TASK REQUIREMENTS:
Locate the string "Johnson" in the listing below. Copy every line where it is found.

━━━━━ RECORD EXCERPTS ━━━━━

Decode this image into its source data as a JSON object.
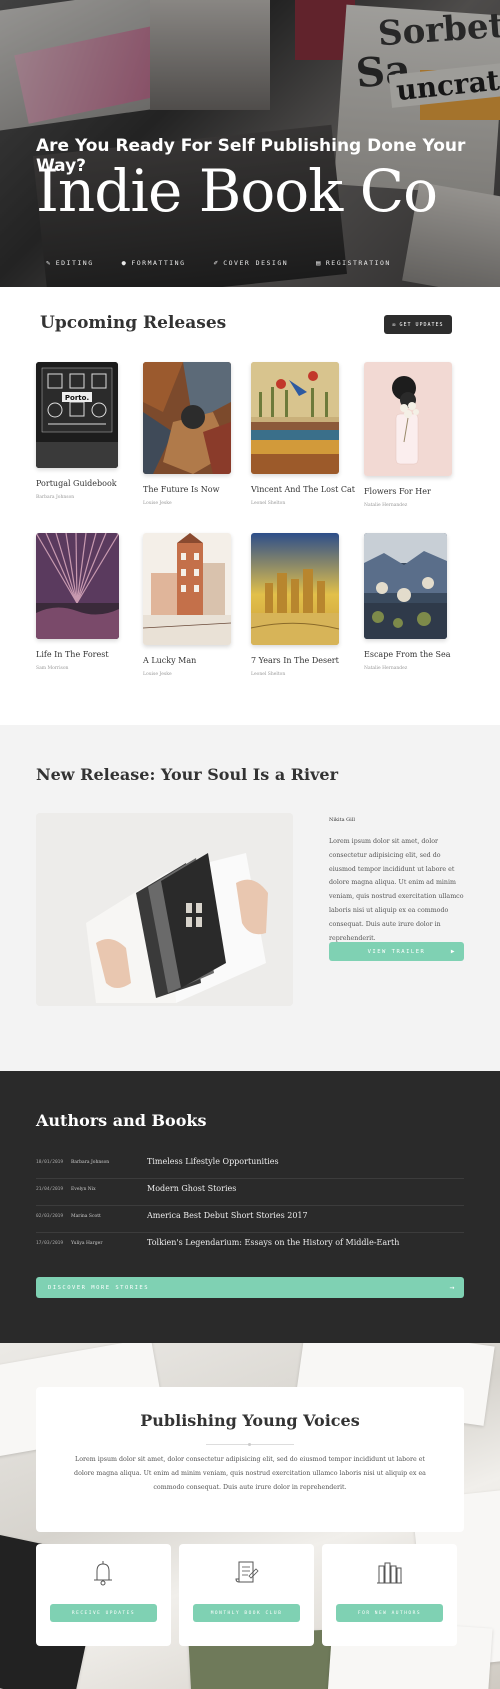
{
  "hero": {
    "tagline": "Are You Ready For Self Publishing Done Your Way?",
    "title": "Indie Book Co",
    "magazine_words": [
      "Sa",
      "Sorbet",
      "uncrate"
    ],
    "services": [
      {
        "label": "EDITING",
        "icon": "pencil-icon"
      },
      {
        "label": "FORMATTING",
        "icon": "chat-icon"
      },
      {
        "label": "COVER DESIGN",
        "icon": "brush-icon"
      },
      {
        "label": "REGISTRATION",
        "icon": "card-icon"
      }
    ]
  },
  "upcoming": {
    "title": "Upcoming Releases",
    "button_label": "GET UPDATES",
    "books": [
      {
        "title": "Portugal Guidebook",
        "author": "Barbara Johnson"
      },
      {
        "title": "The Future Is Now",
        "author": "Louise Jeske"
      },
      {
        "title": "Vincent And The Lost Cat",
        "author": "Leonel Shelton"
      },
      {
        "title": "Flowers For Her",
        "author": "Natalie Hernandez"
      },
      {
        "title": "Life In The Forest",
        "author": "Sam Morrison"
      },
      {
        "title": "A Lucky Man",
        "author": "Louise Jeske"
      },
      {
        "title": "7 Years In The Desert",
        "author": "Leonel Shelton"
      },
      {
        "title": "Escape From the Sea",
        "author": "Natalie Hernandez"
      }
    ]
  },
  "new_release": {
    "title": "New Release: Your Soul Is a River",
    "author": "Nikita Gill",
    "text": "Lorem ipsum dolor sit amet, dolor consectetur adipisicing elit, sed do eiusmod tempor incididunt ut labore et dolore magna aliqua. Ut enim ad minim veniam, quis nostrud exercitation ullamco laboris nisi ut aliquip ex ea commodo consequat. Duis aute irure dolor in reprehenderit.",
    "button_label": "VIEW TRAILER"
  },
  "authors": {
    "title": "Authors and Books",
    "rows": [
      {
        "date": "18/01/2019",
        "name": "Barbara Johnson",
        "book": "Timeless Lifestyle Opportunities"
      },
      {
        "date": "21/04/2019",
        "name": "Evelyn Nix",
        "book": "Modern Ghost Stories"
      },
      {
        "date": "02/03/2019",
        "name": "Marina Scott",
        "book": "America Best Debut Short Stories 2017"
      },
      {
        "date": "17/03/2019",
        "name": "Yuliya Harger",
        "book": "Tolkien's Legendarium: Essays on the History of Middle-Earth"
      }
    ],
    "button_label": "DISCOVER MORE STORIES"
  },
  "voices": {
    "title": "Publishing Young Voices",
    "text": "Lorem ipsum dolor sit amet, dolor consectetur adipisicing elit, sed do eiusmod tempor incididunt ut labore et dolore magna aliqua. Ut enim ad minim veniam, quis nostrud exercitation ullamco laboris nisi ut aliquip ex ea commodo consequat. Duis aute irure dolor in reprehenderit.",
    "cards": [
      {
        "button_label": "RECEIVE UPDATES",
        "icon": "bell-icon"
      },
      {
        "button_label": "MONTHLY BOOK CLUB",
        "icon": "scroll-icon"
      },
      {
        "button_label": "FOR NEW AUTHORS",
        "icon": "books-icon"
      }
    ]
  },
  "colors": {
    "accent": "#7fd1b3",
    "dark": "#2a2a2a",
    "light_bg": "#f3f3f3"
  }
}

━━━━━

ANSWER:
        "author": "Barbara Johnson"
        "name": "Barbara Johnson",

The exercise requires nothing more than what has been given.